[Instructions to follow] Return a copy of every line in the records that includes the word "JSON".

[Dataset records]
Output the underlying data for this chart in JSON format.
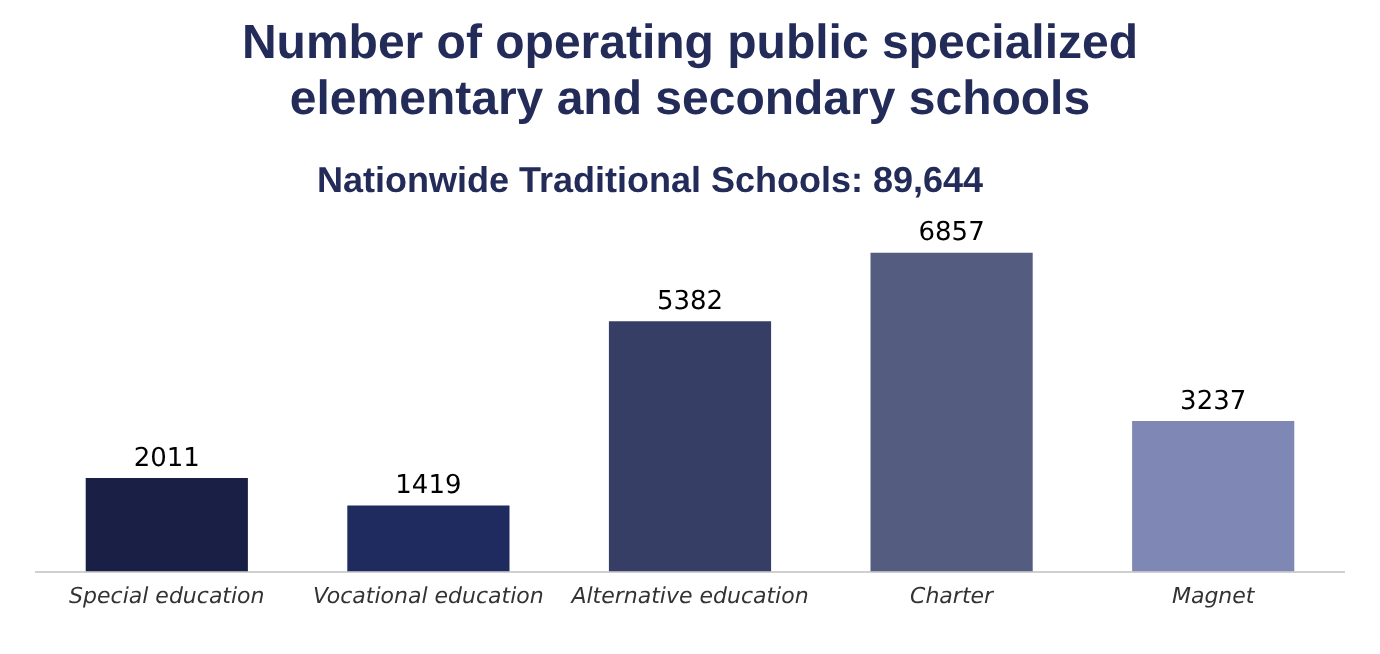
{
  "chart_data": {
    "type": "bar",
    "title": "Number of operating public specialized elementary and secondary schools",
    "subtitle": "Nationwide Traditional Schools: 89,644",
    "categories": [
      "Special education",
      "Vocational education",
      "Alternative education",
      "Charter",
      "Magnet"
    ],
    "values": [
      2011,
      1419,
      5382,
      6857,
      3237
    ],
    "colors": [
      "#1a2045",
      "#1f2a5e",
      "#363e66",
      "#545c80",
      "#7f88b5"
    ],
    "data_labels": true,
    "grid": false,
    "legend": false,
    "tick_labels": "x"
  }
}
* * *
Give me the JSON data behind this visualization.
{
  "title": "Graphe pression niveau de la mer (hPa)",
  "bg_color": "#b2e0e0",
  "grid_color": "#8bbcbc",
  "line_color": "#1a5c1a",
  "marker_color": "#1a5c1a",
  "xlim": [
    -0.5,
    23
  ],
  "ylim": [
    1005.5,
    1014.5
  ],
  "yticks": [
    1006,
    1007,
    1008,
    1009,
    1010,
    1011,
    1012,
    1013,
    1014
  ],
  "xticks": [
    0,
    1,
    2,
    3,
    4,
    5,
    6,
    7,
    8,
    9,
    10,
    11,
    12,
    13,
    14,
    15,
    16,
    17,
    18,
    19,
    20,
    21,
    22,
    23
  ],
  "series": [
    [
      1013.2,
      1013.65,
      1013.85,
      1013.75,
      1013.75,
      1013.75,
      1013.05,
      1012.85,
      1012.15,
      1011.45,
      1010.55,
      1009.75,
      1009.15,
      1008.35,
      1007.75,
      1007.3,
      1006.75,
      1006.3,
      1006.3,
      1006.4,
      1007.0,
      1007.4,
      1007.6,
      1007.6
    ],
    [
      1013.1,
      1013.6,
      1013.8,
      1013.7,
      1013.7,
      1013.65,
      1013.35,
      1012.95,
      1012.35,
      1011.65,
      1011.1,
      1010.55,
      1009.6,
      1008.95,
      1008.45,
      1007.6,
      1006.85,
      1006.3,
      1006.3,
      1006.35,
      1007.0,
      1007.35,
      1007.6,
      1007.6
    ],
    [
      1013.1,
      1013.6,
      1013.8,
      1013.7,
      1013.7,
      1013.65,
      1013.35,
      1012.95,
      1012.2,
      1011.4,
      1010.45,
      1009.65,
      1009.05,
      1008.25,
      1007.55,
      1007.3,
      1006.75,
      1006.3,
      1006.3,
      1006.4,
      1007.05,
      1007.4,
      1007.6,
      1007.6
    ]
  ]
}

[Solved exercise]
Output the underlying data for this chart in JSON format.
Give me the JSON data behind this visualization.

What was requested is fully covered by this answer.